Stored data
◇ ◇ ◇ ◇

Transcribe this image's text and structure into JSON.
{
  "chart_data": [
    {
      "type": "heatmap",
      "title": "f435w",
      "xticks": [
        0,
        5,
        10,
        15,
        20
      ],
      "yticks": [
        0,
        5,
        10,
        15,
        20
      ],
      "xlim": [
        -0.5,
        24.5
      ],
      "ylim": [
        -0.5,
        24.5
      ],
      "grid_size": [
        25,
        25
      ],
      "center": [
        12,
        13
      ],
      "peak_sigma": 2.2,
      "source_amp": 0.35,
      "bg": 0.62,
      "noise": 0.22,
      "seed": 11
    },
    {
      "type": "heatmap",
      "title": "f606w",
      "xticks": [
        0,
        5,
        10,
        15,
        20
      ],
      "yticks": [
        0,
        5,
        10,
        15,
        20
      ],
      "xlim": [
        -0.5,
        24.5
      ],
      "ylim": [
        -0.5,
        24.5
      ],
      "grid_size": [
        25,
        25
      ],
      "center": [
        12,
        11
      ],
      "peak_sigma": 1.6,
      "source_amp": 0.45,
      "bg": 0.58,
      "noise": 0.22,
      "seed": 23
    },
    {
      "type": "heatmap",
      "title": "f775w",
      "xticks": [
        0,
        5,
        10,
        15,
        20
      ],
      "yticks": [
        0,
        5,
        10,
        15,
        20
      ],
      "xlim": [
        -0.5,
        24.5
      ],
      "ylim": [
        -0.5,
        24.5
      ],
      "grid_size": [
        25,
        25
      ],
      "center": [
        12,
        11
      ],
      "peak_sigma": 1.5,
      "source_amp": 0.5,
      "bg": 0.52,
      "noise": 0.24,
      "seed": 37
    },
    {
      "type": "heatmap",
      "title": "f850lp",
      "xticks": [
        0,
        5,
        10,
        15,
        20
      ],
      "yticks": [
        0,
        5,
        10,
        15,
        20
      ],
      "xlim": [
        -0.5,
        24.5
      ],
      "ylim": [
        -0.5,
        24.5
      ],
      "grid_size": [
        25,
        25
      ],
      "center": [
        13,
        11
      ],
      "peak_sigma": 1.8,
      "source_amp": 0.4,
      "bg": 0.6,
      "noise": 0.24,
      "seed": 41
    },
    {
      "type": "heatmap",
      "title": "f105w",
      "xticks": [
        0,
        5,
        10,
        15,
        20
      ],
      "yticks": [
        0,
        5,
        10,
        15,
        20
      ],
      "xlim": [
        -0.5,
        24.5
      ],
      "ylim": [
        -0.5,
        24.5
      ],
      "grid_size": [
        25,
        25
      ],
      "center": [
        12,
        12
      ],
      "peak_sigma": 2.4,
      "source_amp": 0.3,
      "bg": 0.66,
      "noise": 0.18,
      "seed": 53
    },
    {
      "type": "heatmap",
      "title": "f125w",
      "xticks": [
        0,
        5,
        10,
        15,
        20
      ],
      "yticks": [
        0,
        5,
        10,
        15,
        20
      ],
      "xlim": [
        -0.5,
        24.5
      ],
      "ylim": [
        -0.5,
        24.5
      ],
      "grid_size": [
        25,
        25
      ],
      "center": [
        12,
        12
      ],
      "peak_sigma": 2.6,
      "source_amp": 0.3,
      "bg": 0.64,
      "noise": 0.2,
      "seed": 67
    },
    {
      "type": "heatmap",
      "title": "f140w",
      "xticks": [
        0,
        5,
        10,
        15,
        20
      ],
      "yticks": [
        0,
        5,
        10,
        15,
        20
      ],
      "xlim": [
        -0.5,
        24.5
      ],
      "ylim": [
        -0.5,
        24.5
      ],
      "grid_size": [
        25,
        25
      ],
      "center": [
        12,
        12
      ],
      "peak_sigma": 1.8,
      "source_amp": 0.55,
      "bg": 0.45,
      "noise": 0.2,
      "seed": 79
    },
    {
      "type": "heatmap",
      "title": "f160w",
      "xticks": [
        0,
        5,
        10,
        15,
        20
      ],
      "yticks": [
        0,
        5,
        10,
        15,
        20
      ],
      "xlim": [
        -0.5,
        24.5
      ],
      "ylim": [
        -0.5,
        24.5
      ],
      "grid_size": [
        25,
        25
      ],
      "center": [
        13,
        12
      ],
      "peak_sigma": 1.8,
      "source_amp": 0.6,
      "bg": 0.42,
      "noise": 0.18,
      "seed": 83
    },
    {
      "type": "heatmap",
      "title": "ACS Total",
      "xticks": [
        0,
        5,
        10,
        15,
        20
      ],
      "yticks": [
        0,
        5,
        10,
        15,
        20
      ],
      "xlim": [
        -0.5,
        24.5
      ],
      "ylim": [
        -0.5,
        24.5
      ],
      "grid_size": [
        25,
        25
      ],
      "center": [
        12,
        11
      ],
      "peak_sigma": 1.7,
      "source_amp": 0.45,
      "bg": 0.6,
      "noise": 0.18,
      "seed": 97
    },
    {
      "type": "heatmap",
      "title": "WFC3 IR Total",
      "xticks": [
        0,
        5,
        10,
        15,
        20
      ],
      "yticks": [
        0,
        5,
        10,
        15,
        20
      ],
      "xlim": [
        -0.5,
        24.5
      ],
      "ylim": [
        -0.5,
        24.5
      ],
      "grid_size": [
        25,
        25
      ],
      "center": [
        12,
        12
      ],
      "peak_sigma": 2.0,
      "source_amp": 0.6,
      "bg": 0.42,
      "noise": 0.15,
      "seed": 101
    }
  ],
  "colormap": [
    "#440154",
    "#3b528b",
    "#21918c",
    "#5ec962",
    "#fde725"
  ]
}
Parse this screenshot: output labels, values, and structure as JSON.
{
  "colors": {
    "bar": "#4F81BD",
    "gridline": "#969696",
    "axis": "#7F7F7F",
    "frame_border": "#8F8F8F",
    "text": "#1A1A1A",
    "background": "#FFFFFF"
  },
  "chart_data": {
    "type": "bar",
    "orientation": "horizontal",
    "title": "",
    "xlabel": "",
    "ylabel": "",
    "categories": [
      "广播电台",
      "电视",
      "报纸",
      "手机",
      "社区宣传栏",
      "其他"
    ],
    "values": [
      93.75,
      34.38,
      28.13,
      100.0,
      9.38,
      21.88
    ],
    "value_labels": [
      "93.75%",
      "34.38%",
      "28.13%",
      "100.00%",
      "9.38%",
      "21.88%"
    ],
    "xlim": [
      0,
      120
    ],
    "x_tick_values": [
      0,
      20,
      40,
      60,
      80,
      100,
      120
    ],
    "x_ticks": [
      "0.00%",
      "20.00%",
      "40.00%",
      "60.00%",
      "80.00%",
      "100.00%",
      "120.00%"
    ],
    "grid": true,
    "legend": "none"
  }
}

◇ ◇ ◇ ◇

» Stated goal: Give the material above again, word for word.

» The completed task:
Transcribe this image's text and structure into JSON.
{
  "chart_data": [
    {
      "type": "heatmap",
      "title": "f435w",
      "xticks": [
        0,
        5,
        10,
        15,
        20
      ],
      "yticks": [
        0,
        5,
        10,
        15,
        20
      ],
      "xlim": [
        -0.5,
        24.5
      ],
      "ylim": [
        -0.5,
        24.5
      ],
      "grid_size": [
        25,
        25
      ],
      "center": [
        12,
        13
      ],
      "peak_sigma": 2.2,
      "source_amp": 0.35,
      "bg": 0.62,
      "noise": 0.22,
      "seed": 11
    },
    {
      "type": "heatmap",
      "title": "f606w",
      "xticks": [
        0,
        5,
        10,
        15,
        20
      ],
      "yticks": [
        0,
        5,
        10,
        15,
        20
      ],
      "xlim": [
        -0.5,
        24.5
      ],
      "ylim": [
        -0.5,
        24.5
      ],
      "grid_size": [
        25,
        25
      ],
      "center": [
        12,
        11
      ],
      "peak_sigma": 1.6,
      "source_amp": 0.45,
      "bg": 0.58,
      "noise": 0.22,
      "seed": 23
    },
    {
      "type": "heatmap",
      "title": "f775w",
      "xticks": [
        0,
        5,
        10,
        15,
        20
      ],
      "yticks": [
        0,
        5,
        10,
        15,
        20
      ],
      "xlim": [
        -0.5,
        24.5
      ],
      "ylim": [
        -0.5,
        24.5
      ],
      "grid_size": [
        25,
        25
      ],
      "center": [
        12,
        11
      ],
      "peak_sigma": 1.5,
      "source_amp": 0.5,
      "bg": 0.52,
      "noise": 0.24,
      "seed": 37
    },
    {
      "type": "heatmap",
      "title": "f850lp",
      "xticks": [
        0,
        5,
        10,
        15,
        20
      ],
      "yticks": [
        0,
        5,
        10,
        15,
        20
      ],
      "xlim": [
        -0.5,
        24.5
      ],
      "ylim": [
        -0.5,
        24.5
      ],
      "grid_size": [
        25,
        25
      ],
      "center": [
        13,
        11
      ],
      "peak_sigma": 1.8,
      "source_amp": 0.4,
      "bg": 0.6,
      "noise": 0.24,
      "seed": 41
    },
    {
      "type": "heatmap",
      "title": "f105w",
      "xticks": [
        0,
        5,
        10,
        15,
        20
      ],
      "yticks": [
        0,
        5,
        10,
        15,
        20
      ],
      "xlim": [
        -0.5,
        24.5
      ],
      "ylim": [
        -0.5,
        24.5
      ],
      "grid_size": [
        25,
        25
      ],
      "center": [
        12,
        12
      ],
      "peak_sigma": 2.4,
      "source_amp": 0.3,
      "bg": 0.66,
      "noise": 0.18,
      "seed": 53
    },
    {
      "type": "heatmap",
      "title": "f125w",
      "xticks": [
        0,
        5,
        10,
        15,
        20
      ],
      "yticks": [
        0,
        5,
        10,
        15,
        20
      ],
      "xlim": [
        -0.5,
        24.5
      ],
      "ylim": [
        -0.5,
        24.5
      ],
      "grid_size": [
        25,
        25
      ],
      "center": [
        12,
        12
      ],
      "peak_sigma": 2.6,
      "source_amp": 0.3,
      "bg": 0.64,
      "noise": 0.2,
      "seed": 67
    },
    {
      "type": "heatmap",
      "title": "f140w",
      "xticks": [
        0,
        5,
        10,
        15,
        20
      ],
      "yticks": [
        0,
        5,
        10,
        15,
        20
      ],
      "xlim": [
        -0.5,
        24.5
      ],
      "ylim": [
        -0.5,
        24.5
      ],
      "grid_size": [
        25,
        25
      ],
      "center": [
        12,
        12
      ],
      "peak_sigma": 1.8,
      "source_amp": 0.55,
      "bg": 0.45,
      "noise": 0.2,
      "seed": 79
    },
    {
      "type": "heatmap",
      "title": "f160w",
      "xticks": [
        0,
        5,
        10,
        15,
        20
      ],
      "yticks": [
        0,
        5,
        10,
        15,
        20
      ],
      "xlim": [
        -0.5,
        24.5
      ],
      "ylim": [
        -0.5,
        24.5
      ],
      "grid_size": [
        25,
        25
      ],
      "center": [
        13,
        12
      ],
      "peak_sigma": 1.8,
      "source_amp": 0.6,
      "bg": 0.42,
      "noise": 0.18,
      "seed": 83
    },
    {
      "type": "heatmap",
      "title": "ACS Total",
      "xticks": [
        0,
        5,
        10,
        15,
        20
      ],
      "yticks": [
        0,
        5,
        10,
        15,
        20
      ],
      "xlim": [
        -0.5,
        24.5
      ],
      "ylim": [
        -0.5,
        24.5
      ],
      "grid_size": [
        25,
        25
      ],
      "center": [
        12,
        11
      ],
      "peak_sigma": 1.7,
      "source_amp": 0.45,
      "bg": 0.6,
      "noise": 0.18,
      "seed": 97
    },
    {
      "type": "heatmap",
      "title": "WFC3 IR Total",
      "xticks": [
        0,
        5,
        10,
        15,
        20
      ],
      "yticks": [
        0,
        5,
        10,
        15,
        20
      ],
      "xlim": [
        -0.5,
        24.5
      ],
      "ylim": [
        -0.5,
        24.5
      ],
      "grid_size": [
        25,
        25
      ],
      "center": [
        12,
        12
      ],
      "peak_sigma": 2.0,
      "source_amp": 0.6,
      "bg": 0.42,
      "noise": 0.15,
      "seed": 101
    }
  ],
  "colormap": [
    "#440154",
    "#3b528b",
    "#21918c",
    "#5ec962",
    "#fde725"
  ]
}
Parse this screenshot: output labels, values, and structure as JSON.
{
  "colors": {
    "bar": "#4F81BD",
    "gridline": "#969696",
    "axis": "#7F7F7F",
    "frame_border": "#8F8F8F",
    "text": "#1A1A1A",
    "background": "#FFFFFF"
  },
  "chart_data": {
    "type": "bar",
    "orientation": "horizontal",
    "title": "",
    "xlabel": "",
    "ylabel": "",
    "categories": [
      "广播电台",
      "电视",
      "报纸",
      "手机",
      "社区宣传栏",
      "其他"
    ],
    "values": [
      93.75,
      34.38,
      28.13,
      100.0,
      9.38,
      21.88
    ],
    "value_labels": [
      "93.75%",
      "34.38%",
      "28.13%",
      "100.00%",
      "9.38%",
      "21.88%"
    ],
    "xlim": [
      0,
      120
    ],
    "x_tick_values": [
      0,
      20,
      40,
      60,
      80,
      100,
      120
    ],
    "x_ticks": [
      "0.00%",
      "20.00%",
      "40.00%",
      "60.00%",
      "80.00%",
      "100.00%",
      "120.00%"
    ],
    "grid": true,
    "legend": "none"
  }
}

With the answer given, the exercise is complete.